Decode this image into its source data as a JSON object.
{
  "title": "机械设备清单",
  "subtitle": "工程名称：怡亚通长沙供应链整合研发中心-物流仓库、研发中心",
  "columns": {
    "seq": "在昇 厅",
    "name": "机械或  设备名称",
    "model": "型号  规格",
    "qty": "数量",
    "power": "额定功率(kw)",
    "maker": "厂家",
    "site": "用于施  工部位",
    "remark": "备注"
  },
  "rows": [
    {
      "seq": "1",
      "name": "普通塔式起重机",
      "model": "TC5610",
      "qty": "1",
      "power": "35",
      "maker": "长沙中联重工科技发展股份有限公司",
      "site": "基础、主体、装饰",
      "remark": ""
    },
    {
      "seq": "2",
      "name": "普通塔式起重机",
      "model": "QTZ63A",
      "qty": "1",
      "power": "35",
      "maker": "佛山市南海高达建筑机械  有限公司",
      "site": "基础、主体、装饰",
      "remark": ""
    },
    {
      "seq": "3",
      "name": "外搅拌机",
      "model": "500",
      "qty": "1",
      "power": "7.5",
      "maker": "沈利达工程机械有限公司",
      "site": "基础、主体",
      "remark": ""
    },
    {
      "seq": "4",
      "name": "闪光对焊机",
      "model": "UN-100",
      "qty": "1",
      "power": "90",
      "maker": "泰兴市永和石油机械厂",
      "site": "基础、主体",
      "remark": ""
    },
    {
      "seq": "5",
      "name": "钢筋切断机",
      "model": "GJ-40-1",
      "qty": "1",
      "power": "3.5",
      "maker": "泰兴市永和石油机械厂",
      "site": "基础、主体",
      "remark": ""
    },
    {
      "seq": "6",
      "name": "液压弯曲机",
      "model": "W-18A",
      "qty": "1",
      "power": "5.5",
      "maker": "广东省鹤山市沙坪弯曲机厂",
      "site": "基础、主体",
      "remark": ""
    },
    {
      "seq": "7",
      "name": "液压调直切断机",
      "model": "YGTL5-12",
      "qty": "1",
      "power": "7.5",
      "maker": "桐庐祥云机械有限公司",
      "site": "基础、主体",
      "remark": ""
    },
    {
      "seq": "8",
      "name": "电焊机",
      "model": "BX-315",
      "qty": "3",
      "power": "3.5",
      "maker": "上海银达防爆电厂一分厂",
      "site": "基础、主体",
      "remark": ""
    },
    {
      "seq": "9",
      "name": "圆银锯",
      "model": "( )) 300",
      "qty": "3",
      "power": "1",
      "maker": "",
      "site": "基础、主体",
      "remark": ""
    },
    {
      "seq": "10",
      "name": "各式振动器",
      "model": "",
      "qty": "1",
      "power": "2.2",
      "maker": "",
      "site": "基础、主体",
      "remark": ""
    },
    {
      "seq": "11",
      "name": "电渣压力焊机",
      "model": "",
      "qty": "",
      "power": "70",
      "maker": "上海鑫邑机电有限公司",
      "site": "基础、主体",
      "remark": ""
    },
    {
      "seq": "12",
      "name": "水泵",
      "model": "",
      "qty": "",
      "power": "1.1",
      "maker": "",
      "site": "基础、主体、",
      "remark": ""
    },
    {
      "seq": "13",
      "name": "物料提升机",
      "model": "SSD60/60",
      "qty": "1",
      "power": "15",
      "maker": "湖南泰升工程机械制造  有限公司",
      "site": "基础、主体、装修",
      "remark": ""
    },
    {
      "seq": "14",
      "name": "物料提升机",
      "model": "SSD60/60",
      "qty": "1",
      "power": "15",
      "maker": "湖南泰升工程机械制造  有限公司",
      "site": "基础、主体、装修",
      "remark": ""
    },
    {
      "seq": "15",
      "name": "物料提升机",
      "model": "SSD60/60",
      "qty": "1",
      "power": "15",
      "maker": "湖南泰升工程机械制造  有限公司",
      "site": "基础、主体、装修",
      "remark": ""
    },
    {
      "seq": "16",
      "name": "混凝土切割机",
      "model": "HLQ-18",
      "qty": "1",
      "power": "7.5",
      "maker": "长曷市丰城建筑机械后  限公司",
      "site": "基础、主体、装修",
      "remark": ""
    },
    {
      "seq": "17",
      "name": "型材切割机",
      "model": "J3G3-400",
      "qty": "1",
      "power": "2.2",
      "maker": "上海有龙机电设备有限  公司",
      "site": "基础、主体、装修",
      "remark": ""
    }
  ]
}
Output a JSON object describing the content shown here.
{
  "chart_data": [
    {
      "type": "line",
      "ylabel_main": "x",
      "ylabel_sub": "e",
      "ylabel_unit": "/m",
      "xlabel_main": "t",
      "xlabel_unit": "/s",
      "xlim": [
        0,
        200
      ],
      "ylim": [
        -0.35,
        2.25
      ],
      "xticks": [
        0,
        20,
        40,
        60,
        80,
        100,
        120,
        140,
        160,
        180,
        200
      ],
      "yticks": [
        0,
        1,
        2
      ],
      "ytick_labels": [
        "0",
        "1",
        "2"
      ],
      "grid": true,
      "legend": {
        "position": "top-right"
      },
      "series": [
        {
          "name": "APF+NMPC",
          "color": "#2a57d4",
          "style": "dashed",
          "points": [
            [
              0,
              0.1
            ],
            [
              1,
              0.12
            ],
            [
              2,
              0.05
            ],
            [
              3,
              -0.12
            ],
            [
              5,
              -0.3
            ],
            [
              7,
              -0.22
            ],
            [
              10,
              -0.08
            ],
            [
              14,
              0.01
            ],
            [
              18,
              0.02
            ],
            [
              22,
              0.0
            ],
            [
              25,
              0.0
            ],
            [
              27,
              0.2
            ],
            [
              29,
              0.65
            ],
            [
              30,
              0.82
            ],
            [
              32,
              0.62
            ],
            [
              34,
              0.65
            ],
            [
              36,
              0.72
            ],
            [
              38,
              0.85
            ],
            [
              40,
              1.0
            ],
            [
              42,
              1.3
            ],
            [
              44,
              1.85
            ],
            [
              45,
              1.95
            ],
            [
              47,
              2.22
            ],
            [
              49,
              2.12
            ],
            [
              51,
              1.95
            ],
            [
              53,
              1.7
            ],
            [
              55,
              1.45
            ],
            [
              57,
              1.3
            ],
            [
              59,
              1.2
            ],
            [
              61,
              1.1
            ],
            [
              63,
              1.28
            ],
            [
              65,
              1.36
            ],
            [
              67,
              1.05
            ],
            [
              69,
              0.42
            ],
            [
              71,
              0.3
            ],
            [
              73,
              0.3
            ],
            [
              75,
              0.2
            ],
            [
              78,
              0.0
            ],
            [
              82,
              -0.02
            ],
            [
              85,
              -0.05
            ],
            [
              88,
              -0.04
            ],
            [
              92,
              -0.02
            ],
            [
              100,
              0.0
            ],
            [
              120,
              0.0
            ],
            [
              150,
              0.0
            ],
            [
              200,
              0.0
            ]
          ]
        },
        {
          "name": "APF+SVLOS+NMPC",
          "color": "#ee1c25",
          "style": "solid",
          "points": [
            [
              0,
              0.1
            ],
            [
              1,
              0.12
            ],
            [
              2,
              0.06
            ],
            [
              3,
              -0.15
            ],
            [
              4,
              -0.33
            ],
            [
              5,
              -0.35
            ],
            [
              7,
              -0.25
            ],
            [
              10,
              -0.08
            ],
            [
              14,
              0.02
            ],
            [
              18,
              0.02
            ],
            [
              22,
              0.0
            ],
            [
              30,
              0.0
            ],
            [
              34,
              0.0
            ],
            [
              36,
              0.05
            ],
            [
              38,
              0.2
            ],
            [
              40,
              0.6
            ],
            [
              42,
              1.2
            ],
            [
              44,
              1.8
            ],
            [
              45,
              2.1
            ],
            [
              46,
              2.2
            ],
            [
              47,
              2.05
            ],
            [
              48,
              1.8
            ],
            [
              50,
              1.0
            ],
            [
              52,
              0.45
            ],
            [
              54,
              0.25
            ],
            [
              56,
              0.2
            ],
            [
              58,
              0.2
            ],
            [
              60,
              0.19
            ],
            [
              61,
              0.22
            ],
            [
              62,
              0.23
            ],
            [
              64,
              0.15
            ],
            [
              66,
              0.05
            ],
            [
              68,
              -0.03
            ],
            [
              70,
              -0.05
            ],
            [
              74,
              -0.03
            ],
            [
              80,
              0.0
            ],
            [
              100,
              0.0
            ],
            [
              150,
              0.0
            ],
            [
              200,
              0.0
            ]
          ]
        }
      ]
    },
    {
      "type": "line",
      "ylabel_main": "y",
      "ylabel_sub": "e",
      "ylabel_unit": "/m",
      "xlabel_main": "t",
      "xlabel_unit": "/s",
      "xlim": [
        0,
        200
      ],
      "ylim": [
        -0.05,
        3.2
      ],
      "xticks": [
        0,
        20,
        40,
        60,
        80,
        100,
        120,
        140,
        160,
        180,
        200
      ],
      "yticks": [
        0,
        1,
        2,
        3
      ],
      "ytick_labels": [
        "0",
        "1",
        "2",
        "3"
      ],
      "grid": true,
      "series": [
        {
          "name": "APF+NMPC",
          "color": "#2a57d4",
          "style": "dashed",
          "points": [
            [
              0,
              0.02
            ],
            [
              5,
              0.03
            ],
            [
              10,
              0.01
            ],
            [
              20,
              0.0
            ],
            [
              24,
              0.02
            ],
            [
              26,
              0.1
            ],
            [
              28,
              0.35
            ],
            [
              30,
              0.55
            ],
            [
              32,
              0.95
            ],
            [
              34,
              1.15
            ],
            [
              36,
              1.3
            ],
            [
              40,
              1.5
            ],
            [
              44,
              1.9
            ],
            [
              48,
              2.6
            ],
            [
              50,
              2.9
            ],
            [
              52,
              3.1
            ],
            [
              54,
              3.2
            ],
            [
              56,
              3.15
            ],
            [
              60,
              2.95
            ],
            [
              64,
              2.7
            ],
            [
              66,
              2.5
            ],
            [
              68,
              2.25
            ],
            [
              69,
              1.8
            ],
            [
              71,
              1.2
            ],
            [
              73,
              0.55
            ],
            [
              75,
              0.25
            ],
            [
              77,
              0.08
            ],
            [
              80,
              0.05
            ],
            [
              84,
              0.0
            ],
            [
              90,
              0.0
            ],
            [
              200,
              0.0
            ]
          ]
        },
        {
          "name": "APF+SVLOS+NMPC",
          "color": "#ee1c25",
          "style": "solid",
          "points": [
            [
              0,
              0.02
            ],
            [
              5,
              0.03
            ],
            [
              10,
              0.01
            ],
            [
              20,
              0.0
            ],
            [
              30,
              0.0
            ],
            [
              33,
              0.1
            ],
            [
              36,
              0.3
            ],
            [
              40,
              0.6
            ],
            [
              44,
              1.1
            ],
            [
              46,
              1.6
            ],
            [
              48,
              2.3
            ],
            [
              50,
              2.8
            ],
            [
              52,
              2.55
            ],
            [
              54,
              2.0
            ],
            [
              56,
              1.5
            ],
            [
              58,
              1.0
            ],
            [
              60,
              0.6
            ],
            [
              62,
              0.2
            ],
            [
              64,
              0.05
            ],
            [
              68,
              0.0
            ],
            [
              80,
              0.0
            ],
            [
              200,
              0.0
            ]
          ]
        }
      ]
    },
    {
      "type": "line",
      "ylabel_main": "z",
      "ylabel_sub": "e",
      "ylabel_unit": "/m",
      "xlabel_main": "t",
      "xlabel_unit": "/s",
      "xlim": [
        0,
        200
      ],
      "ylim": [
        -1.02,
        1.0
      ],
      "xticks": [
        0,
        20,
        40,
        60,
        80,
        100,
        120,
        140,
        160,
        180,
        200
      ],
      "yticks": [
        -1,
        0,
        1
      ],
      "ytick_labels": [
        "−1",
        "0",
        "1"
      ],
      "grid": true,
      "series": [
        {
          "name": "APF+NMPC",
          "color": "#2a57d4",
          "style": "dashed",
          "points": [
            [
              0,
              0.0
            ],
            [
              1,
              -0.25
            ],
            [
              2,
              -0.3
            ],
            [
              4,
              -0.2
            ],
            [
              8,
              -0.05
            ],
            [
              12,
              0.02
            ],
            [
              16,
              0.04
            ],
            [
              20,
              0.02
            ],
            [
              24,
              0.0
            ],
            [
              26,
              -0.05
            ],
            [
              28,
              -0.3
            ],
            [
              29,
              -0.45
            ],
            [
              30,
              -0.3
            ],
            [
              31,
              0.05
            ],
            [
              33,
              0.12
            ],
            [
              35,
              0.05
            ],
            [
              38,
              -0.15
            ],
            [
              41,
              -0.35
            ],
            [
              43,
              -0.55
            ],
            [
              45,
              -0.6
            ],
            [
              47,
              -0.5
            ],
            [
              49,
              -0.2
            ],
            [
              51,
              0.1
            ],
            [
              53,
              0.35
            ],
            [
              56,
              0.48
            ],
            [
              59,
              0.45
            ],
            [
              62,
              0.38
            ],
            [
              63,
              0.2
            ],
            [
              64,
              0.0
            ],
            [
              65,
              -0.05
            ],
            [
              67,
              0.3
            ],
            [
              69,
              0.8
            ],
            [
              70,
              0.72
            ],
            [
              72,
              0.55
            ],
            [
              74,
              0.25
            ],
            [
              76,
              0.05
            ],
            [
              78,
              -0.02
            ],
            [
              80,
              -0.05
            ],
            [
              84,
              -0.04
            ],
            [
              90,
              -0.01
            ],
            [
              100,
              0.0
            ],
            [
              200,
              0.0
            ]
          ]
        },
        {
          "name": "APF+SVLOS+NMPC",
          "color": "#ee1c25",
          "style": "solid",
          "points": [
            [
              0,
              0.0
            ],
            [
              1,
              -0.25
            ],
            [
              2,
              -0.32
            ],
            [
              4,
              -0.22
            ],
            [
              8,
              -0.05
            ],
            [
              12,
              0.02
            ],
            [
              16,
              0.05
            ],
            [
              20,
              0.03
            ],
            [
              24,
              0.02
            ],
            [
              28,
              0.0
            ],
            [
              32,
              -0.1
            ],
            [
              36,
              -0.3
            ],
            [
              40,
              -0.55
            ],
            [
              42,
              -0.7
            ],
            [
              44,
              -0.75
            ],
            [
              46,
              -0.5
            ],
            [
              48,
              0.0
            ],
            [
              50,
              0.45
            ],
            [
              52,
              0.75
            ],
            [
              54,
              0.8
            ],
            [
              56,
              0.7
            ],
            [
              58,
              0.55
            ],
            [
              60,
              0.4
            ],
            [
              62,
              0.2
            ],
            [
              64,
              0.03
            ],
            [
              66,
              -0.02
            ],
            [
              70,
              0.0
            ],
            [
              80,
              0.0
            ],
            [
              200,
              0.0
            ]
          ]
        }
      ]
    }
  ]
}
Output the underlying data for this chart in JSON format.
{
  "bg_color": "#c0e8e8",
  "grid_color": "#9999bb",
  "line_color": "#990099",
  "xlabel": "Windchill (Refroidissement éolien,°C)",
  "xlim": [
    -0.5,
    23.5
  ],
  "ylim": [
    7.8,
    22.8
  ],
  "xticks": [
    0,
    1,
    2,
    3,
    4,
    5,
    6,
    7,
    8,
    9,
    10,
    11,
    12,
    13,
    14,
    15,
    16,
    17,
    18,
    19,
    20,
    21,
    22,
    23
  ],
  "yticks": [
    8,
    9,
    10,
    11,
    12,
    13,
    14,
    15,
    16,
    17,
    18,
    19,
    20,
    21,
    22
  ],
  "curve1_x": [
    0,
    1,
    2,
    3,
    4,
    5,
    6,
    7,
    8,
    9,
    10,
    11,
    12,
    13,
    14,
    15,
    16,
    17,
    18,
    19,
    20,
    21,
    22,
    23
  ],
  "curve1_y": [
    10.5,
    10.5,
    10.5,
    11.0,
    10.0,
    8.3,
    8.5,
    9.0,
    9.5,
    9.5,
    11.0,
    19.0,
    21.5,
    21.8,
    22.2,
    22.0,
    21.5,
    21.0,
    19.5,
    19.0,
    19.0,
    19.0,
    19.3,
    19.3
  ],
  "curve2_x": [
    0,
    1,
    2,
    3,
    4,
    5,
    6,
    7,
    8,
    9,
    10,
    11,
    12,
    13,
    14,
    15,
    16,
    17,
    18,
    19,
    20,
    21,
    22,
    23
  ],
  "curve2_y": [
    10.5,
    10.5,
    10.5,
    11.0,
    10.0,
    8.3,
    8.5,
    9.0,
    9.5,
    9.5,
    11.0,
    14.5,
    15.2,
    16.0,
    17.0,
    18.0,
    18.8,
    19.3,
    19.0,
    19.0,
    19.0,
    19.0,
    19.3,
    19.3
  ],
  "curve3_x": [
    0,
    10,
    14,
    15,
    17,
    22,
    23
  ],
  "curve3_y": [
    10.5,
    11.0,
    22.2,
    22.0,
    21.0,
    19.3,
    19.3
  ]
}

Exercise objective: Include both ends. Return the line holding "Output the underlying" and all lines after it in the records above, exactly as written.

Result below:
Output the underlying data for this chart in JSON format.
{
  "bg_color": "#c0e8e8",
  "grid_color": "#9999bb",
  "line_color": "#990099",
  "xlabel": "Windchill (Refroidissement éolien,°C)",
  "xlim": [
    -0.5,
    23.5
  ],
  "ylim": [
    7.8,
    22.8
  ],
  "xticks": [
    0,
    1,
    2,
    3,
    4,
    5,
    6,
    7,
    8,
    9,
    10,
    11,
    12,
    13,
    14,
    15,
    16,
    17,
    18,
    19,
    20,
    21,
    22,
    23
  ],
  "yticks": [
    8,
    9,
    10,
    11,
    12,
    13,
    14,
    15,
    16,
    17,
    18,
    19,
    20,
    21,
    22
  ],
  "curve1_x": [
    0,
    1,
    2,
    3,
    4,
    5,
    6,
    7,
    8,
    9,
    10,
    11,
    12,
    13,
    14,
    15,
    16,
    17,
    18,
    19,
    20,
    21,
    22,
    23
  ],
  "curve1_y": [
    10.5,
    10.5,
    10.5,
    11.0,
    10.0,
    8.3,
    8.5,
    9.0,
    9.5,
    9.5,
    11.0,
    19.0,
    21.5,
    21.8,
    22.2,
    22.0,
    21.5,
    21.0,
    19.5,
    19.0,
    19.0,
    19.0,
    19.3,
    19.3
  ],
  "curve2_x": [
    0,
    1,
    2,
    3,
    4,
    5,
    6,
    7,
    8,
    9,
    10,
    11,
    12,
    13,
    14,
    15,
    16,
    17,
    18,
    19,
    20,
    21,
    22,
    23
  ],
  "curve2_y": [
    10.5,
    10.5,
    10.5,
    11.0,
    10.0,
    8.3,
    8.5,
    9.0,
    9.5,
    9.5,
    11.0,
    14.5,
    15.2,
    16.0,
    17.0,
    18.0,
    18.8,
    19.3,
    19.0,
    19.0,
    19.0,
    19.0,
    19.3,
    19.3
  ],
  "curve3_x": [
    0,
    10,
    14,
    15,
    17,
    22,
    23
  ],
  "curve3_y": [
    10.5,
    11.0,
    22.2,
    22.0,
    21.0,
    19.3,
    19.3
  ]
}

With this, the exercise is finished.